* **EXTRACTED TEXT**:
-*-

1. Slower than the 777
2. Burning more fuel than the 777
3. Carrying fewer pax than the 777

Hmmmm....
Derg
I know the 75s and 76s were slower than the 340.
hjfischer1
Vm's, not even sure and doesn't matter a lot. All the later Boeings had a low Barber Pole- none nearly as fast as the good ole 72. What matters is the anm/1000 at various cruise speeds and the individual airline's decision of which speed to use. On the Oceanic Tracks you are assigned a Mach anyhow, and domestically most everybody is between .78 and .84. Doesn't matter a lot.

Flying DA2000's in my "next life" I was headed from the East Coast to LAX. A company Citation X came up behind us just West of the Mississippi smoking along at .90- .92. Doing only a pedestrain .85, I offered to drop down a couple thousand to let him pass.

Fast forward a couple of hours- we we right behind him on final to LAX. This is the real world, not the Reno Races.
preacher1
I just don't think I could ever get used to that joystick. .84 on the 777 cruise, as opposed to .82 normal on the earliest versions of the 340. understandable on the fuel burn with 4 engines.more PAX????????????
TXCAVU
Agreed. The 777 and the A340 are 2 different classes.
Derg
As a passenger I would choose the 34 everytime unless a 74 was more convenient.
TXCAVU
It will be interesting to see how the 74-800 fares against the A380. DFW just announced plans to retrofit a gate here for BA's A380.
Derg
Lets hope they used a tape measure to make sure the A380 will actually fit into that gate at DFW. The A380 can only be be viable if the insurers are convinced the A380 is safe on the apron. At LAX they have to be chaperoned and at JFK an AF A388 already took out an RJ. But as Wayne says I too think the days of the four engines are over in new builds.
TXCAVU
Actually they are building another terminal next to the International "D". These include runway and taxiway shoulder widening, structural analysis of cross-field taxiway bridges, terminal ramp, and terminal facility improvements.
preacher1
Well, truthfully, of all the Hubs in the country, DFW has got the money, space and common sense to do it right. They are just abound complete with their long way around taxiways but they beats hell having to sit there waiting on an in/out and having to make a mad dash across an active to get to a taxiway and ramp.
TXCAVU
Actually DFW known the Wright Amendment is about to expire and DAL has completed a major revamp. American Airlines and DFW are fight to retain passengers.
preacher1
It will all be interesting, especially with the Eagle spinoff looming.
TXCAVU
Don't hold your breath on the Eagle leaving AA for it brings in substantial revenue.
preacher1
Personally I hope it don't and I think it's a mistake for them to even consider it. Talk has died down about it some. I have some friends in DS down there and do fill in for them from time to time if they need help.

-*-

* **Recorded data**:
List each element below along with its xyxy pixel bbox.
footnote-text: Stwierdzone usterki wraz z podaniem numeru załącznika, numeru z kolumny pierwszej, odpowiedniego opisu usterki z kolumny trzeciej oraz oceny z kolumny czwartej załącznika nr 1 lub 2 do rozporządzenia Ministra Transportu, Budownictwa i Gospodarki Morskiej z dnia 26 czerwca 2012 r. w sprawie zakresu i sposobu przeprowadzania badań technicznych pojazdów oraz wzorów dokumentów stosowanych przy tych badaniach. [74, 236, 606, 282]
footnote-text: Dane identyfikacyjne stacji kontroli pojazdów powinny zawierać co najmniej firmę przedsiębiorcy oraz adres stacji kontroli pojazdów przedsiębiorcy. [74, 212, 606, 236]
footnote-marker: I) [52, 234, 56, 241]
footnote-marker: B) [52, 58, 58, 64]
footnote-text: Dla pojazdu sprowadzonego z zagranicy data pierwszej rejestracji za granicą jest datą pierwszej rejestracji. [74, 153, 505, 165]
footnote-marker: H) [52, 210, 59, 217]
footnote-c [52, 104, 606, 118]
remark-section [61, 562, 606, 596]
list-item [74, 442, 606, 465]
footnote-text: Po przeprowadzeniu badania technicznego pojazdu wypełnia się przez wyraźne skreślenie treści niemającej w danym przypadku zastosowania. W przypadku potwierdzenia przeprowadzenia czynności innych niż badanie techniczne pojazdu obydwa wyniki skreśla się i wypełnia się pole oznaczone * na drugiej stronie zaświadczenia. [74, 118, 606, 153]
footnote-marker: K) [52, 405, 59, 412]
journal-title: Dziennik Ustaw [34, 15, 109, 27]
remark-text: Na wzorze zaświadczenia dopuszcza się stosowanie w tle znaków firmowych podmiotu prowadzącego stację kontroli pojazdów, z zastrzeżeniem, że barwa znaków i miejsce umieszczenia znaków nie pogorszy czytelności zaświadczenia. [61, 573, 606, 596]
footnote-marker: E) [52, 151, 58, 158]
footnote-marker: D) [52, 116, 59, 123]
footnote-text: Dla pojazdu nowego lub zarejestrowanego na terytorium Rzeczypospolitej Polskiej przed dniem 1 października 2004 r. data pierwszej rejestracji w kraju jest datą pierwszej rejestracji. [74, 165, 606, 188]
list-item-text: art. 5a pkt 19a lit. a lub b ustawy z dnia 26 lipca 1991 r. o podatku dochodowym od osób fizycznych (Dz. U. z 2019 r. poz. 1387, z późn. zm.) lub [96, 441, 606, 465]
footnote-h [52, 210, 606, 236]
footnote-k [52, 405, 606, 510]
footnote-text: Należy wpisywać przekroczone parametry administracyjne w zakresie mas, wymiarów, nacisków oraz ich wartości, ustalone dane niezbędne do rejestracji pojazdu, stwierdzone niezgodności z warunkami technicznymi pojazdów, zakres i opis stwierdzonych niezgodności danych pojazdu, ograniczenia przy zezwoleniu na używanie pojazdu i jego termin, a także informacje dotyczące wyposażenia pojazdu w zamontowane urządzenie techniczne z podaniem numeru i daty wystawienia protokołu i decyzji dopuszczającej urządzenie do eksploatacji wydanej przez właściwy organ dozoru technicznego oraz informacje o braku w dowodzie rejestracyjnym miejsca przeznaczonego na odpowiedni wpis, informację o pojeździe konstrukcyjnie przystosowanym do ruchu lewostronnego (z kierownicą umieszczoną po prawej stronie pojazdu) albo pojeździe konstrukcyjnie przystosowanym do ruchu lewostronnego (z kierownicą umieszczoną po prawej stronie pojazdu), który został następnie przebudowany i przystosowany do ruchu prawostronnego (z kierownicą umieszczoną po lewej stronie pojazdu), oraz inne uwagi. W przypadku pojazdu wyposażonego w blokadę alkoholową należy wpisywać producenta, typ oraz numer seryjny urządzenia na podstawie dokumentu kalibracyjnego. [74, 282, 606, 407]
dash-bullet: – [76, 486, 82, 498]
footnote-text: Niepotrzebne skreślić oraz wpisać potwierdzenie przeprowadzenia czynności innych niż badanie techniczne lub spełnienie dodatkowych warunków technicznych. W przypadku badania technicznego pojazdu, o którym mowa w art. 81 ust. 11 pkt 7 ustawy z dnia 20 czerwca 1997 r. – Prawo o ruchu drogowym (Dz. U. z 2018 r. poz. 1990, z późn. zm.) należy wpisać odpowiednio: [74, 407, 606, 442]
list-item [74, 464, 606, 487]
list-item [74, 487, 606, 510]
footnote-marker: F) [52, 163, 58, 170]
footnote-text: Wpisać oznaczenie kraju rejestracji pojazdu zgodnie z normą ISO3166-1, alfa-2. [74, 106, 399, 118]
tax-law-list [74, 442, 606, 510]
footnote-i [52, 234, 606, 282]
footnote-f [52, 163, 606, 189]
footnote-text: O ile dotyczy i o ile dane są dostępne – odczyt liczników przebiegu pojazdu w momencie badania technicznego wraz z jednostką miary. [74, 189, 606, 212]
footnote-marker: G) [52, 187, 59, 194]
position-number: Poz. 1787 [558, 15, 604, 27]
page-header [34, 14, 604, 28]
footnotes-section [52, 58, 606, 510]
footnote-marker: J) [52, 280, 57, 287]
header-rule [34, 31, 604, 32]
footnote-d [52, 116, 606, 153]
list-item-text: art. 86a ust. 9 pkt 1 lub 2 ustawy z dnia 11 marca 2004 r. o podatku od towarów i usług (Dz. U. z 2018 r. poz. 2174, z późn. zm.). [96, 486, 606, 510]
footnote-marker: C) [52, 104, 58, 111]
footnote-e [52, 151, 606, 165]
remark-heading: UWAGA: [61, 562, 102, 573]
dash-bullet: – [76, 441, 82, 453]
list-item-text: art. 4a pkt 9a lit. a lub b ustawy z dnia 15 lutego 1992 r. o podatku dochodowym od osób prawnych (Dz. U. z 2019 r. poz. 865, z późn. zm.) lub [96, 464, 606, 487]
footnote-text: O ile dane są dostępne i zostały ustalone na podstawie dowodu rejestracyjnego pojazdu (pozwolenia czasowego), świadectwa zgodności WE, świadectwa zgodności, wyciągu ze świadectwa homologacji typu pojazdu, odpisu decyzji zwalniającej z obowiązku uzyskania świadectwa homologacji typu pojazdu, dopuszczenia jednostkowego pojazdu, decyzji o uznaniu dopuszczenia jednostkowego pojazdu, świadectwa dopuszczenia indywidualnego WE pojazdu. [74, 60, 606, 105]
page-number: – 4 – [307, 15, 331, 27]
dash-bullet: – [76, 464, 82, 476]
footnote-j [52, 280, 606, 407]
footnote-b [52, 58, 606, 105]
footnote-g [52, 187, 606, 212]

-*-

* **EXERCISE SET**:
(A) Answer these about the airliner forum thread:
(i) What cruise Mach number does preacher1 give for the 777?
(ii) Whose A380 is the DFW gate retrofit meant for?
(iii) At which airport did an AF A388 take out an RJ?
(B) Name every participant in the airliner forum thread, using the user names it shows.
(C) Resume the airliner forum thread after its final post.
These entries come from a source unrelated to the airliner forum thread.

* **SOLVED TASKS**:
(A)
(i) .84
(ii) BA's
(iii) JFK

(B) Derg, hjfischer1, preacher1, TXCAVU

(C)
espinete88
elizabeth me lees
preacher1
On a long flight .2 mach on cruise, I doubt would be noticable to a PAX. For whatever reason, as John said in the first comment on this, no orders in 2 years made it a no brainer, plus somewhere I thought it said it was sharing the same production line with the A320 and that this would free up space as well.Except on something hi PAX or cube like the 747 or 380, I think it's doubtful we'll see anything with 4 engines anymore.
NZ83
But can a 777 with only c-class make a 19 h fliht sin-ewr. Or jnb-jfk. I think SAA have a two class cabin for this plus 16 h flight.
MichaelMcCarthy
Do I detect " patriotism " wrapped up in bias and prejudice in some of the comments here ? Maybe everything made in the good ole' US of A is good , and all things foreign , bad . But I think that the problem is that Airbus products are , but keep this quiet , SOCIALIST . That's it , definately , no question . It will be interesting to see the effects of the A350 on B777 and B787 sales .
Also , did you hear that Michael O'Leary of Ryanair maybe ditching Boeing and , omigod , buying Chinese aircraft !!! . What is the world coming to ? .
hjfischer1
Micheal, in spite of the dedcidedly Kraut name I am a proud American. For some years I flew a French airplane that was beautifully and thoughtfully designed and built and an absolute dream to fly. Among American aircraft I am, frankly, partial to the Lockheeds (showing my age?) My preference for Boeing over Airbus is a personal one that has nothing to do with Toulouse or Seattle. To break it down- and, again, this is a personal preference- I believe that whenever designers make it more difficult for a Pilot to make an error they may also make it more difficult for him to correct an unforseen problem. When automation gets in the way of dealing with a problem it has gone too far. If the designer prevents me from exceeding an angle of bank by accident, he also prevents me from doing it when necessary.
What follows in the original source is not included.